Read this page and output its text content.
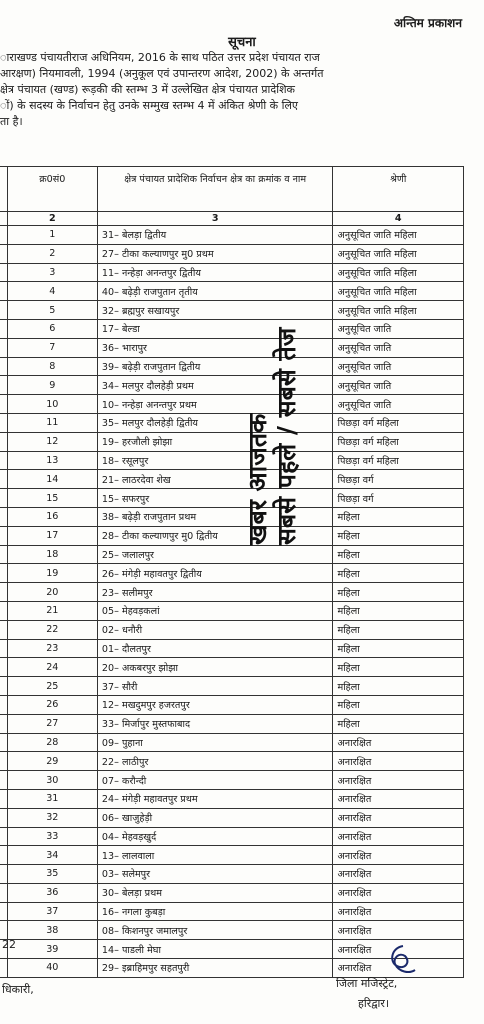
अन्तिम प्रकाशन
सूचना
ाराखण्ड पंचायतीराज अधिनियम, 2016 के साथ पठित उत्तर प्रदेश पंचायत राज
आरक्षण) नियमावली, 1994 (अनुकूल एवं उपान्तरण आदेश, 2002) के अन्तर्गत
क्षेत्र पंचायत (खण्ड) रूड़की की स्तम्भ 3 में उल्लेखित क्षेत्र पंचायत प्रादेशिक
ों) के सदस्य के निर्वाचन हेतु उनके सम्मुख स्तम्भ 4 में अंकित श्रेणी के लिए
ता है।
	क्र0सं0	क्षेत्र पंचायत प्रादेशिक निर्वाचन क्षेत्र का क्रमांक व नाम	श्रेणी
	2	3	4
	1	31– बेलड़ा द्वितीय	अनुसूचित जाति महिला
	2	27– टीका कल्याणपुर मु0 प्रथम	अनुसूचित जाति महिला
	3	11– नन्हेड़ा अनन्तपुर द्वितीय	अनुसूचित जाति महिला
	4	40– बढ़ेड़ी राजपुतान तृतीय	अनुसूचित जाति महिला
	5	32– ब्रह्मपुर सखायपुर	अनुसूचित जाति महिला
	6	17– बेल्डा	अनुसूचित जाति
	7	36– भारापुर	अनुसूचित जाति
	8	39– बढ़ेड़ी राजपुतान द्वितीय	अनुसूचित जाति
	9	34– मलपुर दौलहेड़ी प्रथम	अनुसूचित जाति
	10	10– नन्हेड़ा अनन्तपुर प्रथम	अनुसूचित जाति
	11	35– मलपुर दौलहेड़ी द्वितीय	पिछड़ा वर्ग महिला
	12	19– हरजौली झोझा	पिछड़ा वर्ग महिला
	13	18– रसूलपुर	पिछड़ा वर्ग महिला
	14	21– लाठरदेवा शेख	पिछड़ा वर्ग
	15	15– सफरपुर	पिछड़ा वर्ग
	16	38– बढ़ेड़ी राजपुतान प्रथम	महिला
	17	28– टीका कल्याणपुर मु0 द्वितीय	महिला
	18	25– जलालपुर	महिला
	19	26– मंगेड़ी महावतपुर द्वितीय	महिला
	20	23– सलीमपुर	महिला
	21	05– मेहवड़कलां	महिला
	22	02– धनौरी	महिला
	23	01– दौलतपुर	महिला
	24	20– अकबरपुर झोझा	महिला
	25	37– सौरी	महिला
	26	12– मखदुमपुर हजरतपुर	महिला
	27	33– मिर्जापुर मुस्तफाबाद	महिला
	28	09– पुहाना	अनारक्षित
	29	22– लाठीपुर	अनारक्षित
	30	07– करौन्दी	अनारक्षित
	31	24– मंगेड़ी महावतपुर प्रथम	अनारक्षित
	32	06– खाजुहेड़ी	अनारक्षित
	33	04– मेहवड़खुर्द	अनारक्षित
	34	13– लालवाला	अनारक्षित
	35	03– सलेमपुर	अनारक्षित
	36	30– बेलड़ा प्रथम	अनारक्षित
	37	16– नगला कुबड़ा	अनारक्षित
	38	08– किशनपुर जमालपुर	अनारक्षित
	39	14– पाडली मेघा	अनारक्षित
	40	29– इब्राहिमपुर सहतपुरी	अनारक्षित
खबर आजतक सबसे पहले / सबसे तेज
22
धिकारी,	जिला मजिस्ट्रेट,
हरिद्वार।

+ + + +

● What is needed:
Your task is to set down the records shown above exactly, minus any pictures.

● Response to this exercise:
Read this page and output its text content.
अन्तिम प्रकाशन
सूचना
ाराखण्ड पंचायतीराज अधिनियम, 2016 के साथ पठित उत्तर प्रदेश पंचायत राज
आरक्षण) नियमावली, 1994 (अनुकूल एवं उपान्तरण आदेश, 2002) के अन्तर्गत
क्षेत्र पंचायत (खण्ड) रूड़की की स्तम्भ 3 में उल्लेखित क्षेत्र पंचायत प्रादेशिक
ों) के सदस्य के निर्वाचन हेतु उनके सम्मुख स्तम्भ 4 में अंकित श्रेणी के लिए
ता है।
	क्र0सं0	क्षेत्र पंचायत प्रादेशिक निर्वाचन क्षेत्र का क्रमांक व नाम	श्रेणी
	2	3	4
	1	31– बेलड़ा द्वितीय	अनुसूचित जाति महिला
	2	27– टीका कल्याणपुर मु0 प्रथम	अनुसूचित जाति महिला
	3	11– नन्हेड़ा अनन्तपुर द्वितीय	अनुसूचित जाति महिला
	4	40– बढ़ेड़ी राजपुतान तृतीय	अनुसूचित जाति महिला
	5	32– ब्रह्मपुर सखायपुर	अनुसूचित जाति महिला
	6	17– बेल्डा	अनुसूचित जाति
	7	36– भारापुर	अनुसूचित जाति
	8	39– बढ़ेड़ी राजपुतान द्वितीय	अनुसूचित जाति
	9	34– मलपुर दौलहेड़ी प्रथम	अनुसूचित जाति
	10	10– नन्हेड़ा अनन्तपुर प्रथम	अनुसूचित जाति
	11	35– मलपुर दौलहेड़ी द्वितीय	पिछड़ा वर्ग महिला
	12	19– हरजौली झोझा	पिछड़ा वर्ग महिला
	13	18– रसूलपुर	पिछड़ा वर्ग महिला
	14	21– लाठरदेवा शेख	पिछड़ा वर्ग
	15	15– सफरपुर	पिछड़ा वर्ग
	16	38– बढ़ेड़ी राजपुतान प्रथम	महिला
	17	28– टीका कल्याणपुर मु0 द्वितीय	महिला
	18	25– जलालपुर	महिला
	19	26– मंगेड़ी महावतपुर द्वितीय	महिला
	20	23– सलीमपुर	महिला
	21	05– मेहवड़कलां	महिला
	22	02– धनौरी	महिला
	23	01– दौलतपुर	महिला
	24	20– अकबरपुर झोझा	महिला
	25	37– सौरी	महिला
	26	12– मखदुमपुर हजरतपुर	महिला
	27	33– मिर्जापुर मुस्तफाबाद	महिला
	28	09– पुहाना	अनारक्षित
	29	22– लाठीपुर	अनारक्षित
	30	07– करौन्दी	अनारक्षित
	31	24– मंगेड़ी महावतपुर प्रथम	अनारक्षित
	32	06– खाजुहेड़ी	अनारक्षित
	33	04– मेहवड़खुर्द	अनारक्षित
	34	13– लालवाला	अनारक्षित
	35	03– सलेमपुर	अनारक्षित
	36	30– बेलड़ा प्रथम	अनारक्षित
	37	16– नगला कुबड़ा	अनारक्षित
	38	08– किशनपुर जमालपुर	अनारक्षित
	39	14– पाडली मेघा	अनारक्षित
	40	29– इब्राहिमपुर सहतपुरी	अनारक्षित
खबर आजतक सबसे पहले / सबसे तेज
22
धिकारी,	जिला मजिस्ट्रेट,
हरिद्वार।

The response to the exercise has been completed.